Problem statement:
Below is a listing to transcribe in full and exactly; keep the pictures out.

#### Provided data ####

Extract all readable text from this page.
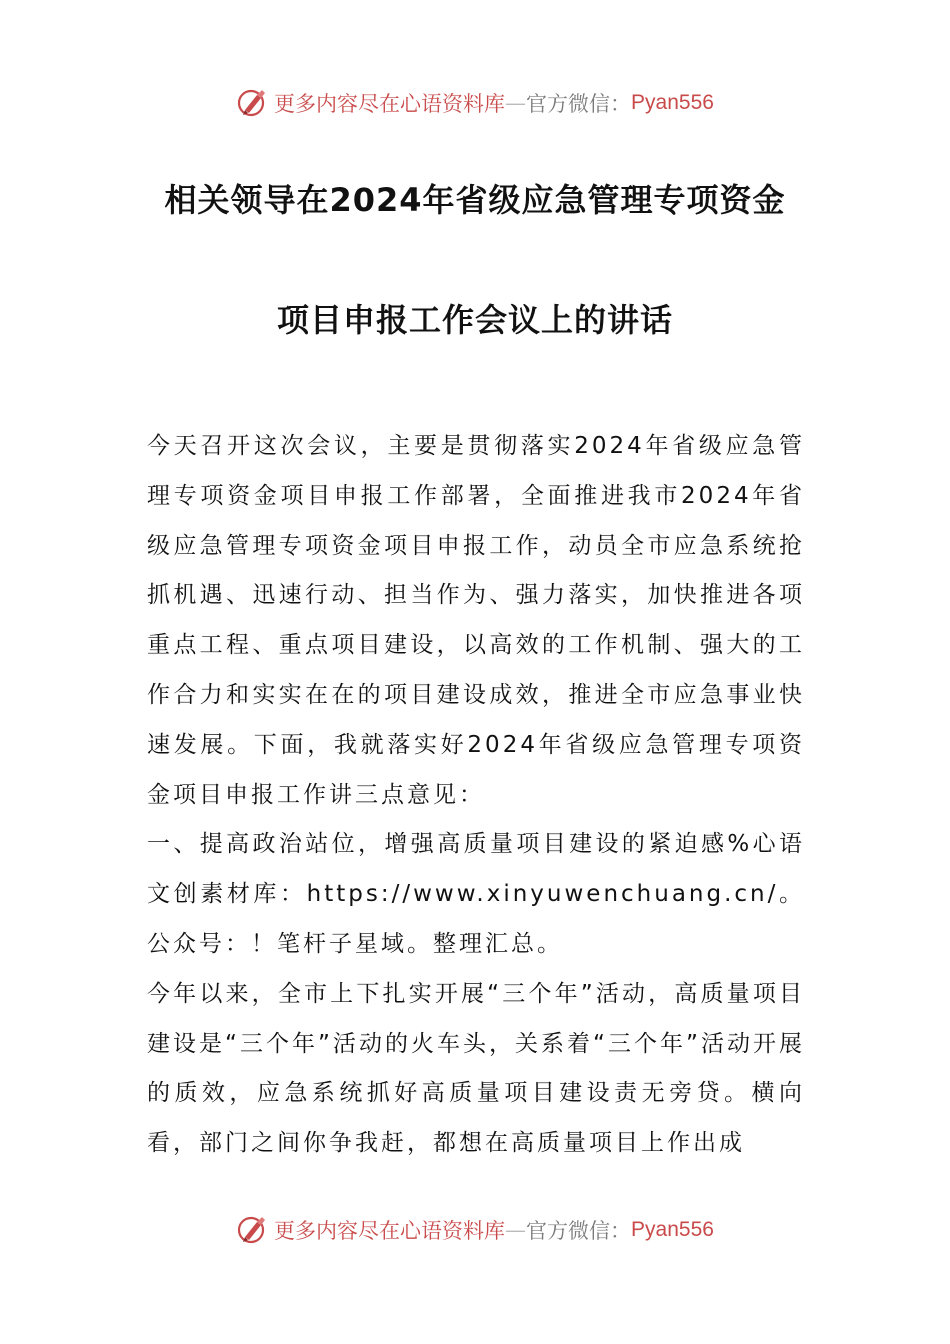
更多内容尽在心语资料库 — 官方微信： Pyan556
相关领导在2024年省级应急管理专项资金
项目申报工作会议上的讲话

今天召开这次会议，主要是贯彻落实2024年省级应急管理专项资金项目申报工作部署，全面推进我市2024年省级应急管理专项资金项目申报工作，动员全市应急系统抢抓机遇、迅速行动、担当作为、强力落实，加快推进各项重点工程、重点项目建设，以高效的工作机制、强大的工作合力和实实在在的项目建设成效，推进全市应急事业快速发展。下面，我就落实好2024年省级应急管理专项资金项目申报工作讲三点意见：

一、提高政治站位，增强高质量项目建设的紧迫感%心语文创素材库：https://www.xinyuwenchuang.cn/。公众号：！笔杆子星域。整理汇总。

今年以来，全市上下扎实开展“三个年”活动，高质量项目建设是“三个年”活动的火车头，关系着“三个年”活动开展的质效，应急系统抓好高质量项目建设责无旁贷。横向看，部门之间你争我赶，都想在高质量项目上作出成

更多内容尽在心语资料库 — 官方微信： Pyan556
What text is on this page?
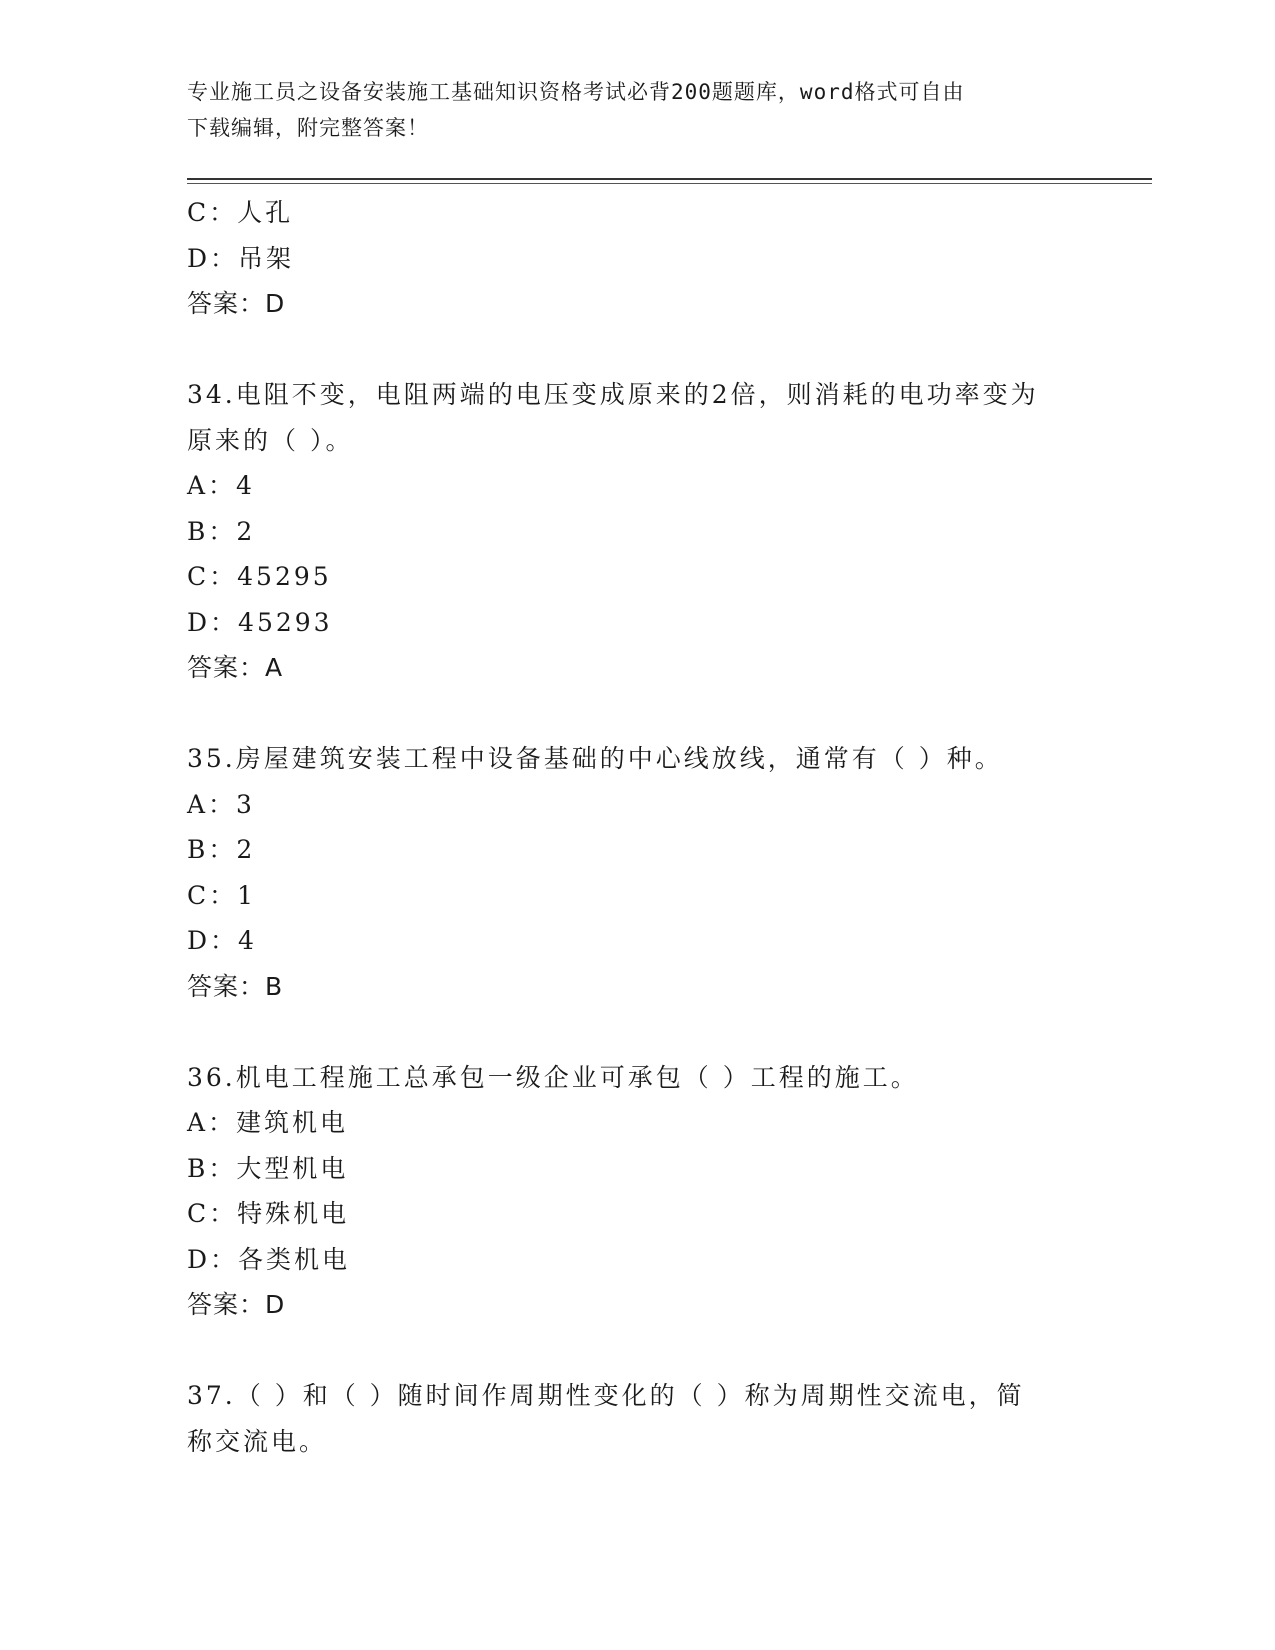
专业施工员之设备安装施工基础知识资格考试必背200题题库，word格式可自由
下载编辑，附完整答案！
C：人孔
D：吊架
答案：D
34.电阻不变，电阻两端的电压变成原来的2倍，则消耗的电功率变为
原来的（ ）。
A：4
B：2
C：45295
D：45293
答案：A
35.房屋建筑安装工程中设备基础的中心线放线，通常有（ ）种。
A：3
B：2
C：1
D：4
答案：B
36.机电工程施工总承包一级企业可承包（ ）工程的施工。
A：建筑机电
B：大型机电
C：特殊机电
D：各类机电
答案：D
37.（ ）和（ ）随时间作周期性变化的（ ）称为周期性交流电，简
称交流电。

####

The response:
Extract all readable text from this page.
更多内容尽在心语资料库 — 官方微信： Pyan556
相关领导在2024年省级应急管理专项资金
项目申报工作会议上的讲话

今天召开这次会议，主要是贯彻落实2024年省级应急管理专项资金项目申报工作部署，全面推进我市2024年省级应急管理专项资金项目申报工作，动员全市应急系统抢抓机遇、迅速行动、担当作为、强力落实，加快推进各项重点工程、重点项目建设，以高效的工作机制、强大的工作合力和实实在在的项目建设成效，推进全市应急事业快速发展。下面，我就落实好2024年省级应急管理专项资金项目申报工作讲三点意见：

一、提高政治站位，增强高质量项目建设的紧迫感%心语文创素材库：https://www.xinyuwenchuang.cn/。公众号：！笔杆子星域。整理汇总。

今年以来，全市上下扎实开展“三个年”活动，高质量项目建设是“三个年”活动的火车头，关系着“三个年”活动开展的质效，应急系统抓好高质量项目建设责无旁贷。横向看，部门之间你争我赶，都想在高质量项目上作出成

更多内容尽在心语资料库 — 官方微信： Pyan556
What text is on this page?
专业施工员之设备安装施工基础知识资格考试必背200题题库，word格式可自由
下载编辑，附完整答案！
C：人孔
D：吊架
答案：D
34.电阻不变，电阻两端的电压变成原来的2倍，则消耗的电功率变为
原来的（ ）。
A：4
B：2
C：45295
D：45293
答案：A
35.房屋建筑安装工程中设备基础的中心线放线，通常有（ ）种。
A：3
B：2
C：1
D：4
答案：B
36.机电工程施工总承包一级企业可承包（ ）工程的施工。
A：建筑机电
B：大型机电
C：特殊机电
D：各类机电
答案：D
37.（ ）和（ ）随时间作周期性变化的（ ）称为周期性交流电，简
称交流电。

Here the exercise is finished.